Data extract ▸
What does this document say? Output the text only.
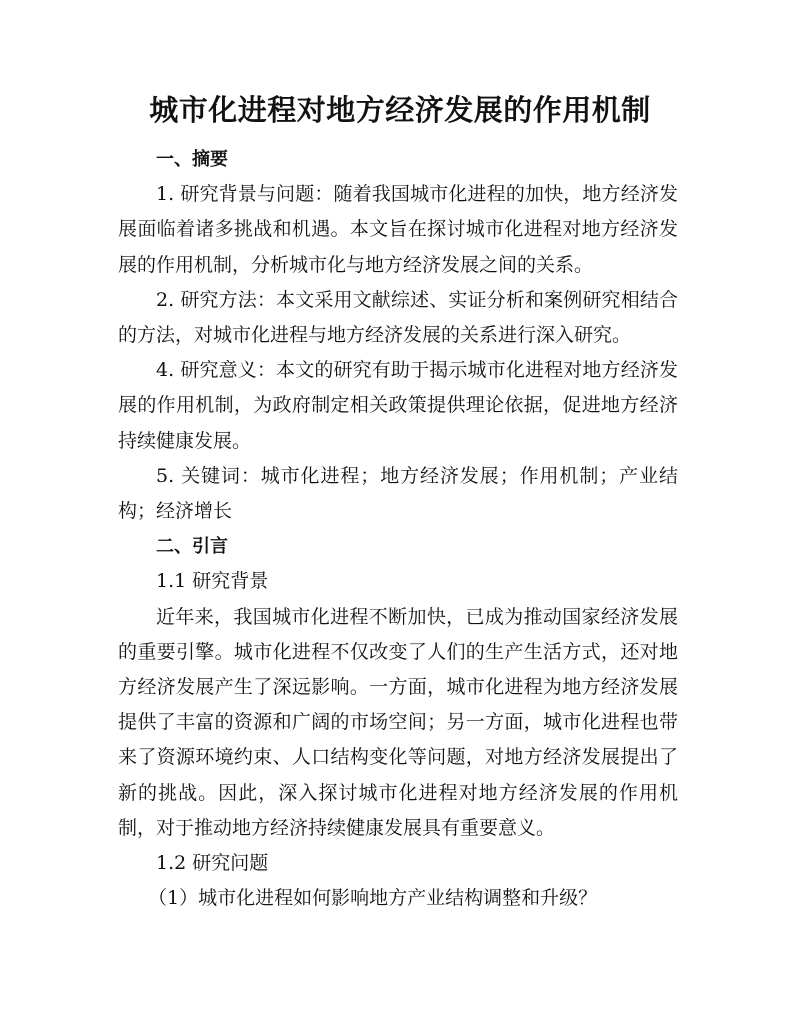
城市化进程对地方经济发展的作用机制

一、摘要

1. 研究背景与问题：随着我国城市化进程的加快，地方经济发展面临着诸多挑战和机遇。本文旨在探讨城市化进程对地方经济发展的作用机制，分析城市化与地方经济发展之间的关系。

2. 研究方法：本文采用文献综述、实证分析和案例研究相结合的方法，对城市化进程与地方经济发展的关系进行深入研究。

4. 研究意义：本文的研究有助于揭示城市化进程对地方经济发展的作用机制，为政府制定相关政策提供理论依据，促进地方经济持续健康发展。

5. 关键词：城市化进程；地方经济发展；作用机制；产业结构；经济增长

二、引言

1.1 研究背景

近年来，我国城市化进程不断加快，已成为推动国家经济发展的重要引擎。城市化进程不仅改变了人们的生产生活方式，还对地方经济发展产生了深远影响。一方面，城市化进程为地方经济发展提供了丰富的资源和广阔的市场空间；另一方面，城市化进程也带来了资源环境约束、人口结构变化等问题，对地方经济发展提出了新的挑战。因此，深入探讨城市化进程对地方经济发展的作用机制，对于推动地方经济持续健康发展具有重要意义。

1.2 研究问题

（1）城市化进程如何影响地方产业结构调整和升级？
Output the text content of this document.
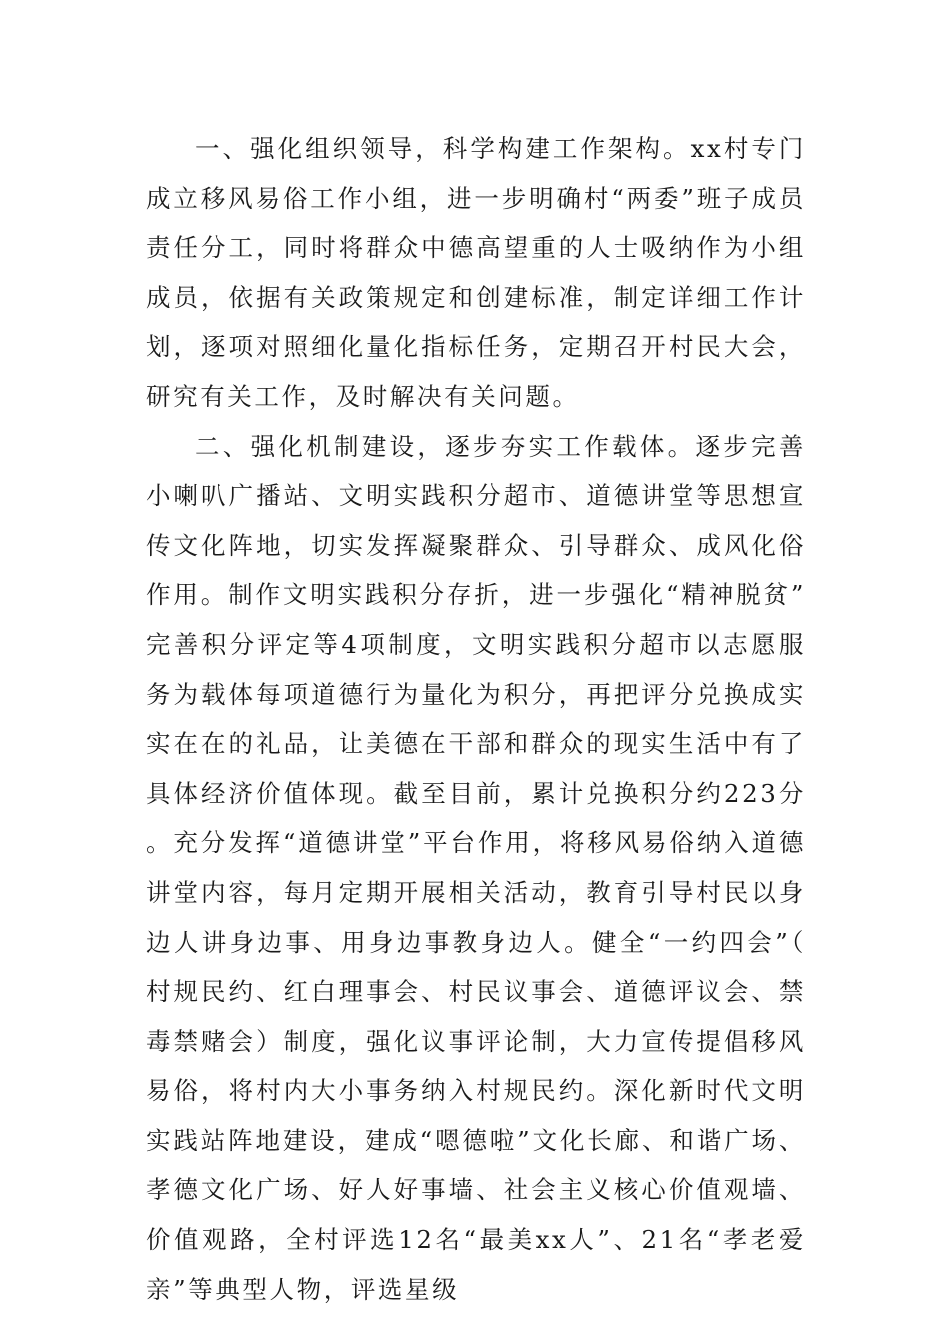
一、强化组织领导，科学构建工作架构。xx村专门成立移风易俗工作小组，进一步明确村“两委”班子成员责任分工，同时将群众中德高望重的人士吸纳作为小组成员，依据有关政策规定和创建标准，制定详细工作计划，逐项对照细化量化指标任务，定期召开村民大会，研究有关工作，及时解决有关问题。

二、强化机制建设，逐步夯实工作载体。逐步完善小喇叭广播站、文明实践积分超市、道德讲堂等思想宣传文化阵地，切实发挥凝聚群众、引导群众、成风化俗作用。制作文明实践积分存折，进一步强化“精神脱贫”完善积分评定等4项制度，文明实践积分超市以志愿服务为载体每项道德行为量化为积分，再把评分兑换成实实在在的礼品，让美德在干部和群众的现实生活中有了具体经济价值体现。截至目前，累计兑换积分约223分。充分发挥“道德讲堂”平台作用，将移风易俗纳入道德讲堂内容，每月定期开展相关活动，教育引导村民以身边人讲身边事、用身边事教身边人。健全“一约四会”（村规民约、红白理事会、村民议事会、道德评议会、禁毒禁赌会）制度，强化议事评论制，大力宣传提倡移风易俗，将村内大小事务纳入村规民约。深化新时代文明实践站阵地建设，建成“嗯德啦”文化长廊、和谐广场、孝德文化广场、好人好事墙、社会主义核心价值观墙、价值观路，全村评选12名“最美xx人”、21名“孝老爱亲”等典型人物，评选星级
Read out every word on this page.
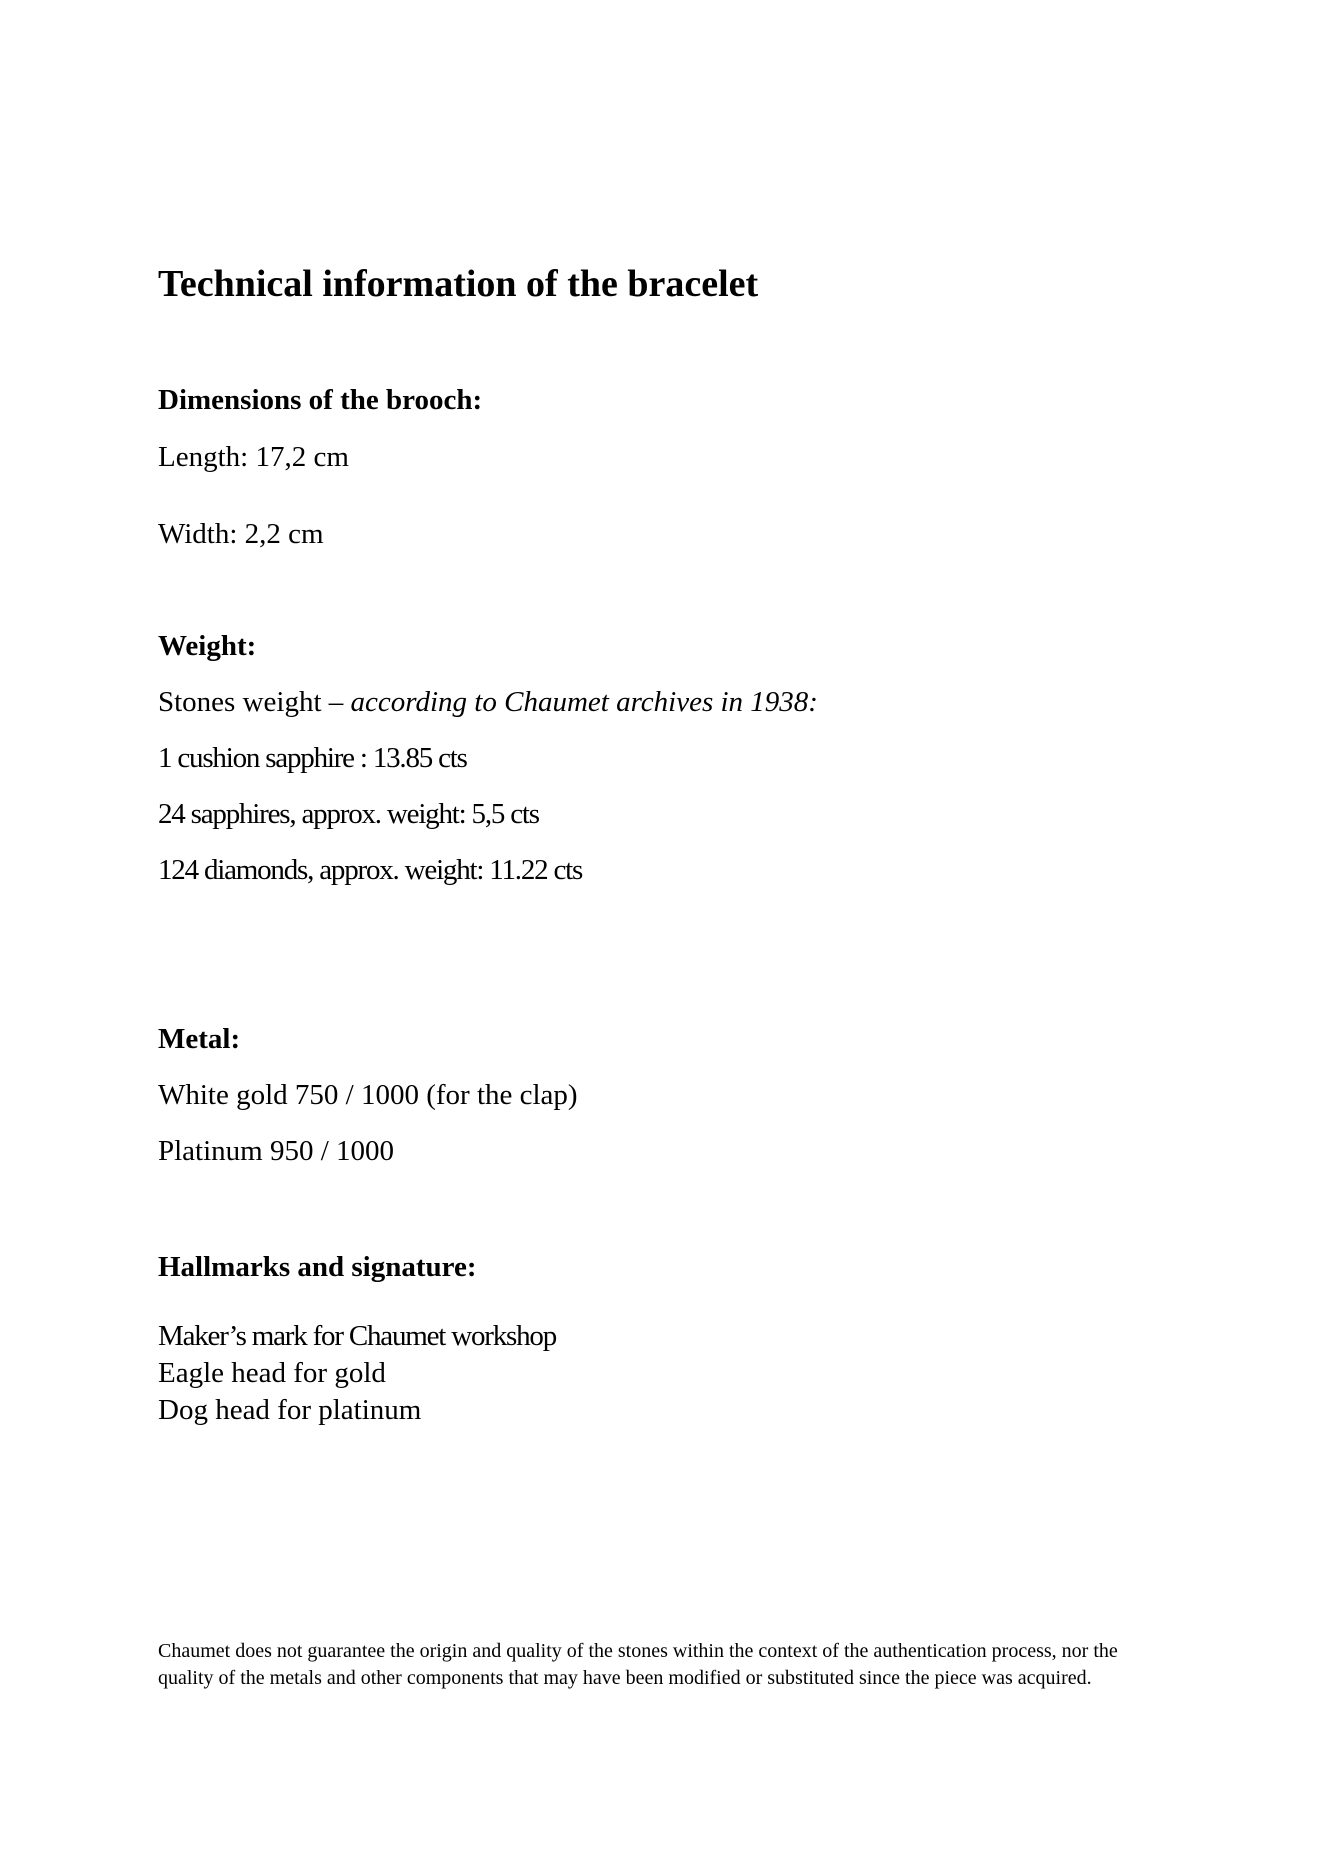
Technical information of the bracelet
Dimensions of the brooch:
Length: 17,2 cm
Width: 2,2 cm
Weight:
Stones weight – according to Chaumet archives in 1938:
1 cushion sapphire : 13.85 cts
24 sapphires, approx. weight: 5,5 cts
124 diamonds, approx. weight: 11.22 cts
Metal:
White gold 750 / 1000 (for the clap)
Platinum 950 / 1000
Hallmarks and signature:
Maker’s mark for Chaumet workshop
Eagle head for gold
Dog head for platinum

Chaumet does not guarantee the origin and quality of the stones within the context of the authentication process, nor the quality of the metals and other components that may have been modified or substituted since the piece was acquired.
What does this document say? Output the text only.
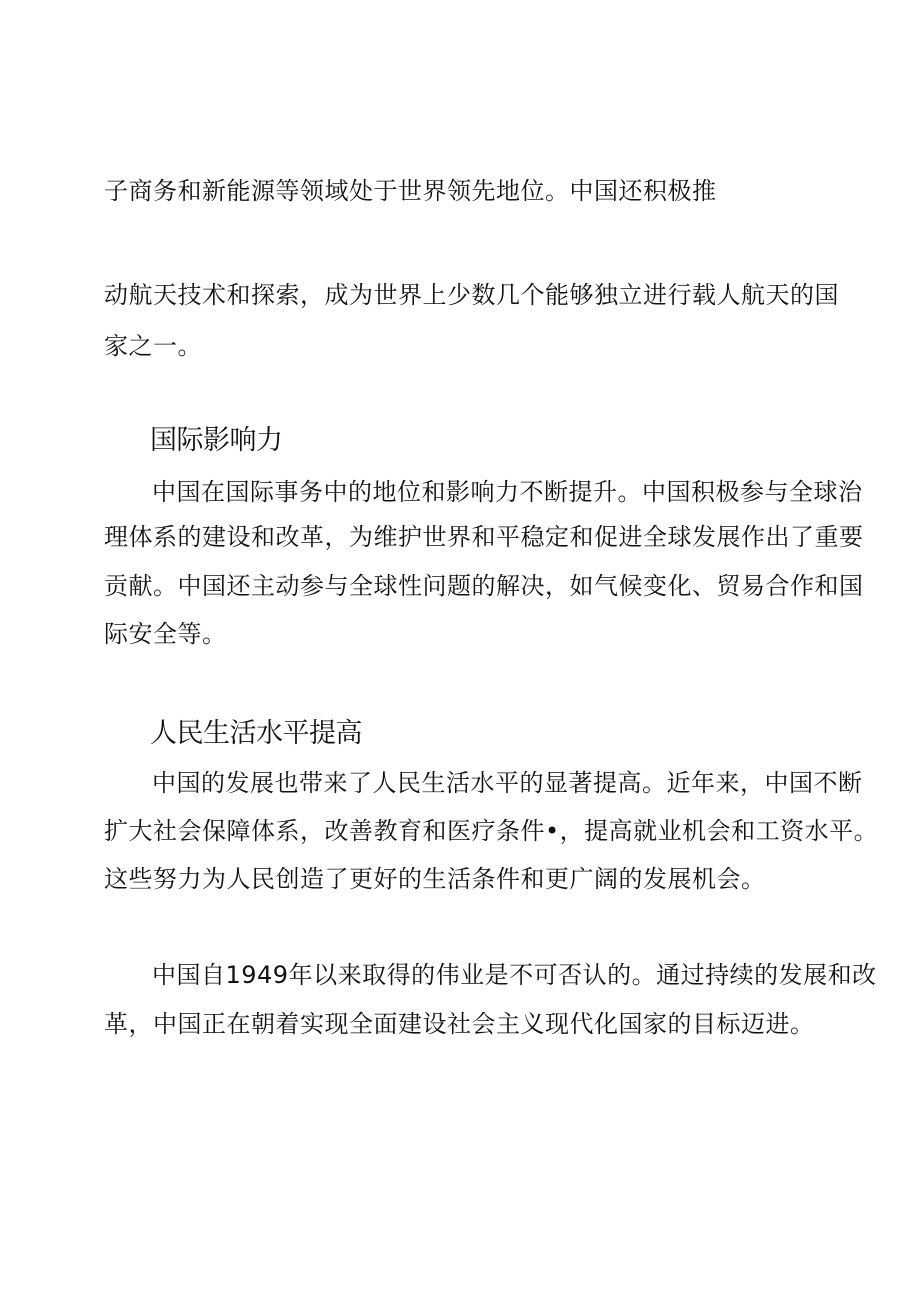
子商务和新能源等领域处于世界领先地位。中国还积极推

动航天技术和探索，成为世界上少数几个能够独立进行载人航天的国

家之一。

国际影响力

中国在国际事务中的地位和影响力不断提升。中国积极参与全球治

理体系的建设和改革，为维护世界和平稳定和促进全球发展作出了重要

贡献。中国还主动参与全球性问题的解决，如气候变化、贸易合作和国

际安全等。

人民生活水平提高

中国的发展也带来了人民生活水平的显著提高。近年来，中国不断

扩大社会保障体系，改善教育和医疗条件•，提高就业机会和工资水平。

这些努力为人民创造了更好的生活条件和更广阔的发展机会。

中国自1949年以来取得的伟业是不可否认的。通过持续的发展和改

革，中国正在朝着实现全面建设社会主义现代化国家的目标迈进。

Task brief ▸ Copy out every line from the material above in which the word "this" appears.

Task response ▸
What does this document say? Output the text only.
Output the text content of this document.
Read out every word on this page.
What does this document say? Output the text only.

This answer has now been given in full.